-- start Exercise inputs --

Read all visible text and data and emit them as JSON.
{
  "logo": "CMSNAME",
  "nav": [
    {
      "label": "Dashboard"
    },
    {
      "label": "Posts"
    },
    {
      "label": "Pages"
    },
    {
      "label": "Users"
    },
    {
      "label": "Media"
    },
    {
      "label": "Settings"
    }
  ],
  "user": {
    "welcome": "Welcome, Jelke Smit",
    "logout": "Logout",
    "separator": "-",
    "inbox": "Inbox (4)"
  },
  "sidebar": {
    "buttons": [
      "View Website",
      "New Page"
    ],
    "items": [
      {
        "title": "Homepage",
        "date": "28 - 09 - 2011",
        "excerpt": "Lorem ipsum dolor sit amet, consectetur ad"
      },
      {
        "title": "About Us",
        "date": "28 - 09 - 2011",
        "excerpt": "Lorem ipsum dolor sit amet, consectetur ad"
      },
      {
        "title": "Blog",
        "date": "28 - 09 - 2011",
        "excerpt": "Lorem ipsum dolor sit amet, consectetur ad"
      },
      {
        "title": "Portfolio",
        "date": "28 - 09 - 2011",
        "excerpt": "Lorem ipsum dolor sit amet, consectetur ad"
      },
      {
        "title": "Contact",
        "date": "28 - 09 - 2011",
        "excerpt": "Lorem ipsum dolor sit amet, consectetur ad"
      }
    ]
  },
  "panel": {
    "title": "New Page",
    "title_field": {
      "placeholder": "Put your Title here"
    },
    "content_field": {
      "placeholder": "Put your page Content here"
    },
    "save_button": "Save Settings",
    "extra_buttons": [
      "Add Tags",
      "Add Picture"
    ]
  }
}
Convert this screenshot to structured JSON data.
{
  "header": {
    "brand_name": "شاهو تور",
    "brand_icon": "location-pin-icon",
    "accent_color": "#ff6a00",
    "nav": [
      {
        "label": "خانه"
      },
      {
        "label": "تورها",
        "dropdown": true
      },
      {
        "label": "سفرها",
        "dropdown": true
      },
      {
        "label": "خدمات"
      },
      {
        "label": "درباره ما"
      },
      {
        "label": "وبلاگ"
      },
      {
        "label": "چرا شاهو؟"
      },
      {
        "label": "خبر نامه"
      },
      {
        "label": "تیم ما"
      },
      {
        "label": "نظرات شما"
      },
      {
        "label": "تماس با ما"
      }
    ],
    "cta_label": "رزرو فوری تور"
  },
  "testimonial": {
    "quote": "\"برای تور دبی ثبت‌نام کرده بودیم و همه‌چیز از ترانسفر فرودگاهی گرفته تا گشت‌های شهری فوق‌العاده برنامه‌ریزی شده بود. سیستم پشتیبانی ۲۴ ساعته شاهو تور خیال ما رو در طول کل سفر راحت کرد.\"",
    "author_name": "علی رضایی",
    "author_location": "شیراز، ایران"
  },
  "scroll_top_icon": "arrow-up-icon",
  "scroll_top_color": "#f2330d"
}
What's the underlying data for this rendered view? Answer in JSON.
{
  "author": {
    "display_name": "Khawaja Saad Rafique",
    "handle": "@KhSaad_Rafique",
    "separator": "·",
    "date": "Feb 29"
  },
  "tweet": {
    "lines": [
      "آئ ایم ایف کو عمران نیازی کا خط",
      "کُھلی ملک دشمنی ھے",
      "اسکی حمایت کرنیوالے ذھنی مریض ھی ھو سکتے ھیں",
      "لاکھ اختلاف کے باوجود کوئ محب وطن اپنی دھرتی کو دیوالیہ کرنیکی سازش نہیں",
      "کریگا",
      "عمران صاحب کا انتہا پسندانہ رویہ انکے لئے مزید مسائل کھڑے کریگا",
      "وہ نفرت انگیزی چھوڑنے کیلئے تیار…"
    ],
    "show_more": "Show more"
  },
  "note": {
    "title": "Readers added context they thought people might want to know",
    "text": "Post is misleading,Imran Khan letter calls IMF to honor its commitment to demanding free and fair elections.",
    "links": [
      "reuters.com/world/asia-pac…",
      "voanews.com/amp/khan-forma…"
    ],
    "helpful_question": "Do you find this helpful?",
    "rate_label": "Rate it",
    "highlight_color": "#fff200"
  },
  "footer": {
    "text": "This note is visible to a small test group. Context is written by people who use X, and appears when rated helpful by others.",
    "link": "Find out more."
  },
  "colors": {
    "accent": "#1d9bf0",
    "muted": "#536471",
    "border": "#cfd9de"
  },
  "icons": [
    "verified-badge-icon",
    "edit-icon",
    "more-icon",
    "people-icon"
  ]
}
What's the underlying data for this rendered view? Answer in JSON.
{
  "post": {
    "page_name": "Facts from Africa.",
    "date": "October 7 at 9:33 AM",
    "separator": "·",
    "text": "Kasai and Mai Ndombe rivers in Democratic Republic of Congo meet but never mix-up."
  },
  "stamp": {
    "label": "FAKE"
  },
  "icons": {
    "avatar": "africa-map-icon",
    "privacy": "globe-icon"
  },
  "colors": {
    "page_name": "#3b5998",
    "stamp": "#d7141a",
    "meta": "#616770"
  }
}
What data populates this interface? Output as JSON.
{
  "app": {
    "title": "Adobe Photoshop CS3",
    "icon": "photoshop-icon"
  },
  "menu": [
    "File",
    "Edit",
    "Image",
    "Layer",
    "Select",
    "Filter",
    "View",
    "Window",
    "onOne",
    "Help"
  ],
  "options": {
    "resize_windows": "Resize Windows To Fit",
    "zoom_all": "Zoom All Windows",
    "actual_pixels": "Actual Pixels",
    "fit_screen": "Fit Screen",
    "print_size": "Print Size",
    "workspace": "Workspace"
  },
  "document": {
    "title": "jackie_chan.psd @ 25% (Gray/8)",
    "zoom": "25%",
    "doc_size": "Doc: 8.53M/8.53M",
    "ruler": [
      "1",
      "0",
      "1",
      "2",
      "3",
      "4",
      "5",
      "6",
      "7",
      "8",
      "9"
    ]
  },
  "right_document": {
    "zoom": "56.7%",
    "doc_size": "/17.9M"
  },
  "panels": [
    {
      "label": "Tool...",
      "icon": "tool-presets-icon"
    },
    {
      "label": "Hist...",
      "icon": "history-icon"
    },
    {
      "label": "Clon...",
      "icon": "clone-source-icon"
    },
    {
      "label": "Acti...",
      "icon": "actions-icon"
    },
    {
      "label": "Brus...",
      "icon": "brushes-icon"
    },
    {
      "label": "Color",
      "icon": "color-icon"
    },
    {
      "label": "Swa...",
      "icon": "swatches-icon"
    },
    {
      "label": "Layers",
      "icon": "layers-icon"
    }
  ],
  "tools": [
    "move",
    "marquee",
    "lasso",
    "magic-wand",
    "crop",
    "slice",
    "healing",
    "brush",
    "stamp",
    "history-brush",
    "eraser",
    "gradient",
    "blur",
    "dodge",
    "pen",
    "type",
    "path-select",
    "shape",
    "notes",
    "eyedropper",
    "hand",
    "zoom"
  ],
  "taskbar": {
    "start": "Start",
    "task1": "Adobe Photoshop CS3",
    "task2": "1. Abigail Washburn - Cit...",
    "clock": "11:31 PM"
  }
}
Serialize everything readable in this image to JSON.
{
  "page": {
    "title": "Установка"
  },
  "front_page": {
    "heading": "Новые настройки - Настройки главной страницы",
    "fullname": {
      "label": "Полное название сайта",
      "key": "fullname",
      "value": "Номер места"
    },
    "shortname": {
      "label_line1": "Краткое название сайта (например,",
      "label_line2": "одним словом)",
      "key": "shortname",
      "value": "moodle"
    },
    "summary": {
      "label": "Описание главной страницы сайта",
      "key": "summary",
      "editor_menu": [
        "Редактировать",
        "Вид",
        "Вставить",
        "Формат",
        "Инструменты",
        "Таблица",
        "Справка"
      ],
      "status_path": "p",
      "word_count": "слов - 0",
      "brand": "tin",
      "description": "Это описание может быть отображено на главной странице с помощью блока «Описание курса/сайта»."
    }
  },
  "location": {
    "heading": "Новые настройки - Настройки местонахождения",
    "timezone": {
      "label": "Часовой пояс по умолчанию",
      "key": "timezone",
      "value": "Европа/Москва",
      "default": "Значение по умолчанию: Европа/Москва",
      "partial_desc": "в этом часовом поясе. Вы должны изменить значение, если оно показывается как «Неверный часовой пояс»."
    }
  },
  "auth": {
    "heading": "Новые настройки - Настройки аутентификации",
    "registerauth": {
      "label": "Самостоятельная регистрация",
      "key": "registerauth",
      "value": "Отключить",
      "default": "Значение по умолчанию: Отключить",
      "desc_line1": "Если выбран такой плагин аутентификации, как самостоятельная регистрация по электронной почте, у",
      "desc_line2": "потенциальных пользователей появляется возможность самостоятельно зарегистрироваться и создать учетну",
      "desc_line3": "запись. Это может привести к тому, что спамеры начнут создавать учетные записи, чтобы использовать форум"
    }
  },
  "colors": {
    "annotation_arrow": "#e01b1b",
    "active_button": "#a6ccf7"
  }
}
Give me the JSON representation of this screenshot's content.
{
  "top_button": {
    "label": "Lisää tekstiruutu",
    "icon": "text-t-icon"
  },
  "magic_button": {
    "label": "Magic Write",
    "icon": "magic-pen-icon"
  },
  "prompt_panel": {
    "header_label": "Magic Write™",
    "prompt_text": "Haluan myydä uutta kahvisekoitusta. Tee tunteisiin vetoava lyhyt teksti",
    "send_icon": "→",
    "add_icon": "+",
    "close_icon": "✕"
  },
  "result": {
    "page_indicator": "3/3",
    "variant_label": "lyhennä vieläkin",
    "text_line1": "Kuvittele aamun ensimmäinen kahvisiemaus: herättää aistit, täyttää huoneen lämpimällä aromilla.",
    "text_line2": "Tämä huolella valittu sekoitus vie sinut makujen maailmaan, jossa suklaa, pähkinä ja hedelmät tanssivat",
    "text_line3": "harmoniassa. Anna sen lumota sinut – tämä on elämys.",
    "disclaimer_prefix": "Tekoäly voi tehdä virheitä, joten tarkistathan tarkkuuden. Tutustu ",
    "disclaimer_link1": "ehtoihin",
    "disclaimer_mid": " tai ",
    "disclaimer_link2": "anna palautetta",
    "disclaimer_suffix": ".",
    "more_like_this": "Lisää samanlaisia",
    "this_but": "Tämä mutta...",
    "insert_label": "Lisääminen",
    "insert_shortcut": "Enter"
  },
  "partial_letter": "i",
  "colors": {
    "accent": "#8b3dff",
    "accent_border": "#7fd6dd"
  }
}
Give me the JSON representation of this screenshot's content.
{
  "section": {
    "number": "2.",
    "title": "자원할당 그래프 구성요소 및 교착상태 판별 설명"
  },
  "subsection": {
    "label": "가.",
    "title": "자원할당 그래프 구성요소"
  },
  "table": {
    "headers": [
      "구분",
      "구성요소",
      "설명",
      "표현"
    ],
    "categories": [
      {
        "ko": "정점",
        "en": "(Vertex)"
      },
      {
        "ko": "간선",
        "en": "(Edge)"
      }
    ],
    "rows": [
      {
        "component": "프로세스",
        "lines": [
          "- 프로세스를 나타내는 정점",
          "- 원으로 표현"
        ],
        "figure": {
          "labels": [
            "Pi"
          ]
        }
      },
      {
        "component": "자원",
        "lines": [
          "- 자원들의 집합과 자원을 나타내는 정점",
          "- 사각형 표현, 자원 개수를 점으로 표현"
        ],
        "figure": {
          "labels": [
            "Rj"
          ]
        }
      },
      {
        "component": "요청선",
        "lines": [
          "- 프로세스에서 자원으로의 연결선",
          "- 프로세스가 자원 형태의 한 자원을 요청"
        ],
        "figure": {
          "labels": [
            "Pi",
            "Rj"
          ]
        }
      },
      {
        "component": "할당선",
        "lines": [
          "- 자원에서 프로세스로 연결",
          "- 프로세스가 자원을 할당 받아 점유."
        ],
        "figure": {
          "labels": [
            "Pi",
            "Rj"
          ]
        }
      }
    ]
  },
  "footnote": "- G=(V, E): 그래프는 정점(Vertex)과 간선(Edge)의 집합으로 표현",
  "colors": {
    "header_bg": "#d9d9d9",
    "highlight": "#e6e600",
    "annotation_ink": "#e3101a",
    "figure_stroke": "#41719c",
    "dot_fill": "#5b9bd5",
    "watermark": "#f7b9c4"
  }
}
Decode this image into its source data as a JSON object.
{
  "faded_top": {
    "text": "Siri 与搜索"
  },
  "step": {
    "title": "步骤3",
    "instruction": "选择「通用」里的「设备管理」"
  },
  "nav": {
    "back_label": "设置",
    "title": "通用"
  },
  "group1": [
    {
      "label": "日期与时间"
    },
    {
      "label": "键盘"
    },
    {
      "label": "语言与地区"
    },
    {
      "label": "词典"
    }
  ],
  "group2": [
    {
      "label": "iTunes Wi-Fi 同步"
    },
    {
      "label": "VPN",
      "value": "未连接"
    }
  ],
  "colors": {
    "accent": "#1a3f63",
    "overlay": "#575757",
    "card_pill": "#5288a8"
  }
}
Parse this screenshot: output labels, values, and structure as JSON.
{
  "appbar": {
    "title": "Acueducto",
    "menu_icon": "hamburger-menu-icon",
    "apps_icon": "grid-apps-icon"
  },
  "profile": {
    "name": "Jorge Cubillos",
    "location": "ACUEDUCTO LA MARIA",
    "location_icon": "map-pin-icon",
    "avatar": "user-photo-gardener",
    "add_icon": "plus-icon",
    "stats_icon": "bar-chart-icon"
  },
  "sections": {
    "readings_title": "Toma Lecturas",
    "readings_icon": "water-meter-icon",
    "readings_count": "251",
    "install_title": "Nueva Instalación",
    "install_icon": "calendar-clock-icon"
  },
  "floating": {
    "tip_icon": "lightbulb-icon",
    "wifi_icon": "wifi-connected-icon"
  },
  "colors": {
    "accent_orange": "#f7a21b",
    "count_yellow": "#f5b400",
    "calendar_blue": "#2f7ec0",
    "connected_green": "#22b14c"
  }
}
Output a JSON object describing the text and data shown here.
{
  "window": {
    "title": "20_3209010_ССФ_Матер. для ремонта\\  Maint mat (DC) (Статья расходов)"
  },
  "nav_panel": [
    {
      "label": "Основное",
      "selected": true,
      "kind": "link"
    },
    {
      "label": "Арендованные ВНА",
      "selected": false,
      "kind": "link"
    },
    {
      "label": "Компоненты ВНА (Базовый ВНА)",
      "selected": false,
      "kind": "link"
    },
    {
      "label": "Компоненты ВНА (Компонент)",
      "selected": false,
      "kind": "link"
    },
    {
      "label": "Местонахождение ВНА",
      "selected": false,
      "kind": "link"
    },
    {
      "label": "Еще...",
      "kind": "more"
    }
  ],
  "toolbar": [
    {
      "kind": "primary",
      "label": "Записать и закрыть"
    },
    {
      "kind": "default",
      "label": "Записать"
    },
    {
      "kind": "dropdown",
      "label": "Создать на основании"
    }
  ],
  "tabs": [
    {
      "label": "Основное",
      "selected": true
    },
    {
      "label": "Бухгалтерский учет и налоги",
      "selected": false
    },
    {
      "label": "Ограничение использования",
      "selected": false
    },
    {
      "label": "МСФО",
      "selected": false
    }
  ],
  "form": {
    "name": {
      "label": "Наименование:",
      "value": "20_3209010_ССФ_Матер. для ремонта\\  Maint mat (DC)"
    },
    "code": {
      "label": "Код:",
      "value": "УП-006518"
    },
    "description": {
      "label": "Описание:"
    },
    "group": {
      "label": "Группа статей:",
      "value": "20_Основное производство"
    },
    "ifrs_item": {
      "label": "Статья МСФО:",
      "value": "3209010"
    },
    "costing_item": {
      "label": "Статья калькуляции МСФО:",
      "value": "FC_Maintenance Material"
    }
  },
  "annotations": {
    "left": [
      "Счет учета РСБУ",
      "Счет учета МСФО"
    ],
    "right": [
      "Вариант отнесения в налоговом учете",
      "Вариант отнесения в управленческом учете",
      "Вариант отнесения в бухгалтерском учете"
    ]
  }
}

-- end Exercise inputs --

▶ **Exercise details**
Gather all the lines that include the word "data" and copy them out.

▶ **Task solution**
Read all visible text and data and emit them as JSON.
Convert this screenshot to structured JSON data.
What's the underlying data for this rendered view? Answer in JSON.
What's the underlying data for this rendered view? Answer in JSON.
What data populates this interface? Output as JSON.
Decode this image into its source data as a JSON object.
Output a JSON object describing the text and data shown here.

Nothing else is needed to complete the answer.